Bitte Folgendes erledigen>
[1] Wann und von wem wurde die Karnevalsgruppe gegründet, um die es im Text über die Filhos de Gandhy geht?
[2] Gib einen Abschnitt aus dem Text über die Filhos de Gandhy wörtlich wieder: Beginne bei den Worten „Einerseits habe die“ und höre nach „zum nächsten Termin.“ auf.

Dokument>
•••

„Eine Chance, unsere Kultur zu präsentieren“

Wenn am Karnevalssonntag die mehreren tausend „Filhos de Gandhy“ durch die Straßen Salvadors ziehen, dann wirkt es, als habe es plötzlich geschneit mitten in der tropischen Hitze: Die ausschließlich männlichen Mitglieder kleiden sich ganz in weiß- blaue Tücher und tragen Turbane. Sie trommeln Ijexá-Rhythmen und singen Lieder in Yorubá aus ihrer afrobrasilianischen Religion Candomblé.

Die Karnevalsgruppe wurde 1947 von Hafenarbeitern in Salvador gegründet. Sie nannten sich nach dem indischen Freiheitshelden, um trotz ihres imposanten Auftritts pazifistisch zu erscheinen und nicht als Bedrohung. Für Tio Souza, den Sprecher der Filhos de Gandhy, hat die Weltmeisterschaft im eigenen Land die Gesellschaft in Optimisten und Pessimisten gespalten: „Wir sind verwirrt.“

Einerseits habe die Regierung viele Hoffnungen enttäuscht, die die Bevölkerung mit der Copa verband. Die öffentliche Sicherheit sei schlechter als zuvor. Auch das Versprechen, dass das Land von der Weltmeisterschaft profitieren werde – alles eher enttäuschend, meint Tio Souza: „Doch die Kritiker vergessen, dass eine Weltmeisterschaft eine gewaltige Bühne für uns ist. Eine einmalige Chance, unsere Kultur zu zeigen. Wer kennt schon diese Mischung aus afrikanischen, indianischen und europäischen Kulturen, die wir in Bahia haben? Diese Chance müssen wir nutzen! Wir müssen die Menschen willkommen heißen, so wie wir das am besten können und zu Recht stolz darauf sind.“

Sagt’s, streicht sich über den Bart, nimmt sein silbernes Hirtenstöckchen und entschwindet über den holprigen Pelourinho zum nächsten Termin.

•••

Vorliegendes Material>
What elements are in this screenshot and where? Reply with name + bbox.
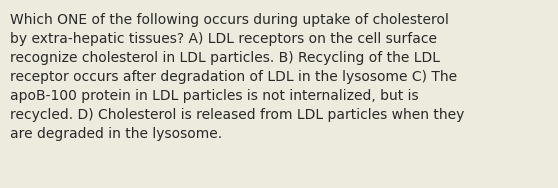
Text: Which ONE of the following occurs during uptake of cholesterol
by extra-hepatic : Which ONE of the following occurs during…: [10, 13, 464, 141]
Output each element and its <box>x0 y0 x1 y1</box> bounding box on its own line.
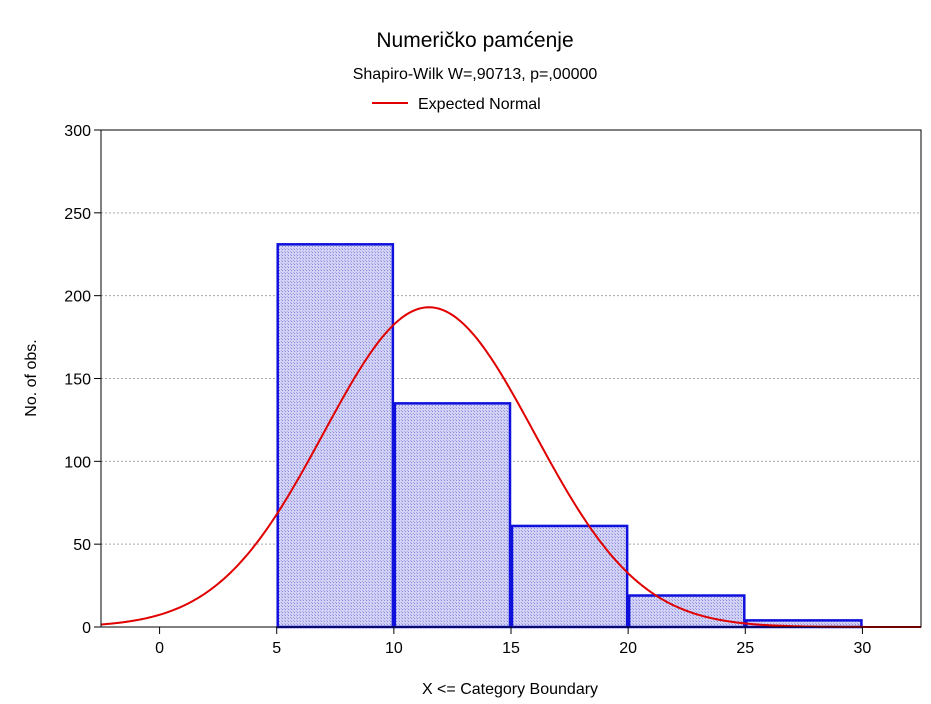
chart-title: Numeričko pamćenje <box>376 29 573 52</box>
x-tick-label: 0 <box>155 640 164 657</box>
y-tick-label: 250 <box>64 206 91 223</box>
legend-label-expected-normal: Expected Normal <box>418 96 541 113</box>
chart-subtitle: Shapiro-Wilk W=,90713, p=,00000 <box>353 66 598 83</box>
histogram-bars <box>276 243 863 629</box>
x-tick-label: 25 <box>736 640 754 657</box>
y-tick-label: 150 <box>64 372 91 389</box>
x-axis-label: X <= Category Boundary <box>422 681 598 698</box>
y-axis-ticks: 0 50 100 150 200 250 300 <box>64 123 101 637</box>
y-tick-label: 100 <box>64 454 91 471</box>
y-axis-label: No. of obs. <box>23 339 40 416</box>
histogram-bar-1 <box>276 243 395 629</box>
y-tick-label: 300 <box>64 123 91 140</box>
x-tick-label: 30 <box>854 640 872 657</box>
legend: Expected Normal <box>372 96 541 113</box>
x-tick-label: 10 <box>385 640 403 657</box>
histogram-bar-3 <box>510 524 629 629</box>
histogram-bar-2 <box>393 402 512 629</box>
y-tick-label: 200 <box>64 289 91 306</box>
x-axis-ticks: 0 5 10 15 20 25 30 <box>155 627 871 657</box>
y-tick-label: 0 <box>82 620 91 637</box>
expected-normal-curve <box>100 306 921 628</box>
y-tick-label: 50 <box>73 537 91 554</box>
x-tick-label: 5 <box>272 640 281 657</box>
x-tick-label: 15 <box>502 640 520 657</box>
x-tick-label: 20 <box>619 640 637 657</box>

•••

Ergebnisse in Reihenfolge>
[1] 1947 von Hafenarbeitern in Salvador.

[2]
Einerseits habe die Regierung viele Hoffnungen enttäuscht, die die Bevölkerung mit der Copa verband. Die öffentliche Sicherheit sei schlechter als zuvor. Auch das Versprechen, dass das Land von der Weltmeisterschaft profitieren werde – alles eher enttäuschend, meint Tio Souza: „Doch die Kritiker vergessen, dass eine Weltmeisterschaft eine gewaltige Bühne für uns ist. Eine einmalige Chance, unsere Kultur zu zeigen. Wer kennt schon diese Mischung aus afrikanischen, indianischen und europäischen Kulturen, die wir in Bahia haben? Diese Chance müssen wir nutzen! Wir müssen die Menschen willkommen heißen, so wie wir das am besten können und zu Recht stolz darauf sind.“

Sagt’s, streicht sich über den Bart, nimmt sein silbernes Hirtenstöckchen und entschwindet über den holprigen Pelourinho zum nächsten Termin.